» **Work instructions**
Pick out and copy every line of the material that contains the word "CANCEL". Case counts.

» **Records provided**
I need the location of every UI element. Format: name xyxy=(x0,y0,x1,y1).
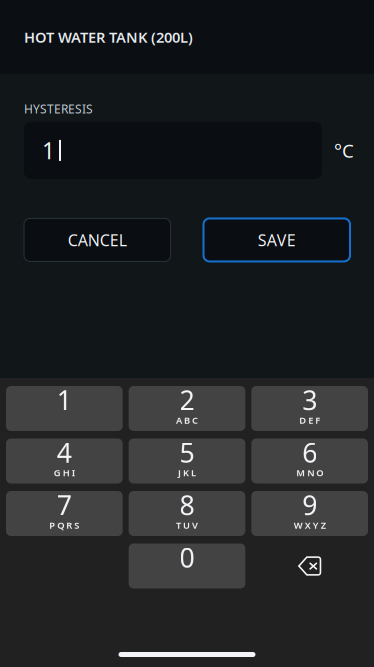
button[interactable]: 7 xyxy=(6,491,123,536)
staticText: W X Y Z xyxy=(294,519,326,531)
button[interactable]: CANCEL xyxy=(24,218,170,261)
staticText: 8 xyxy=(180,487,194,523)
button[interactable]: SAVE xyxy=(204,218,350,261)
button[interactable]: 5 xyxy=(129,438,245,484)
staticText: G H I xyxy=(54,466,75,479)
button[interactable]: 3 xyxy=(251,386,368,431)
button[interactable]: Delete xyxy=(251,544,368,588)
staticText: 4 xyxy=(57,435,72,470)
button[interactable]: 0 xyxy=(129,544,245,588)
button[interactable]: 1 xyxy=(6,386,123,431)
staticText: P Q R S xyxy=(49,519,79,531)
staticText: 7 xyxy=(57,487,72,523)
staticText: 3 xyxy=(302,382,317,418)
staticText: SAVE xyxy=(258,229,296,250)
staticText: 1 xyxy=(42,135,55,166)
staticText: M N O xyxy=(296,466,323,479)
staticText: °C xyxy=(334,138,354,163)
staticText: 5 xyxy=(180,435,194,470)
button[interactable]: 4 xyxy=(6,438,123,484)
staticText: HOT WATER TANK (200L) xyxy=(24,27,193,47)
staticText: CANCEL xyxy=(68,229,127,250)
button[interactable]: 8 xyxy=(129,491,245,536)
staticText: J K L xyxy=(178,466,196,479)
staticText: A B C xyxy=(176,414,198,426)
staticText: HYSTERESIS xyxy=(24,101,93,117)
staticText: 1 xyxy=(57,382,72,418)
staticText: 6 xyxy=(302,435,317,470)
button[interactable]: 2 xyxy=(129,386,245,431)
staticText: D E F xyxy=(299,414,320,426)
staticText: T U V xyxy=(176,519,198,531)
button[interactable]: 6 xyxy=(251,438,368,484)
staticText: 2 xyxy=(180,382,194,418)
button[interactable]: 9 xyxy=(251,491,368,536)
staticText: 0 xyxy=(180,540,194,575)
staticText: 9 xyxy=(302,487,317,523)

» **Task solution**
button[interactable]: CANCEL xyxy=(24,218,170,261)
staticText: CANCEL xyxy=(68,229,127,250)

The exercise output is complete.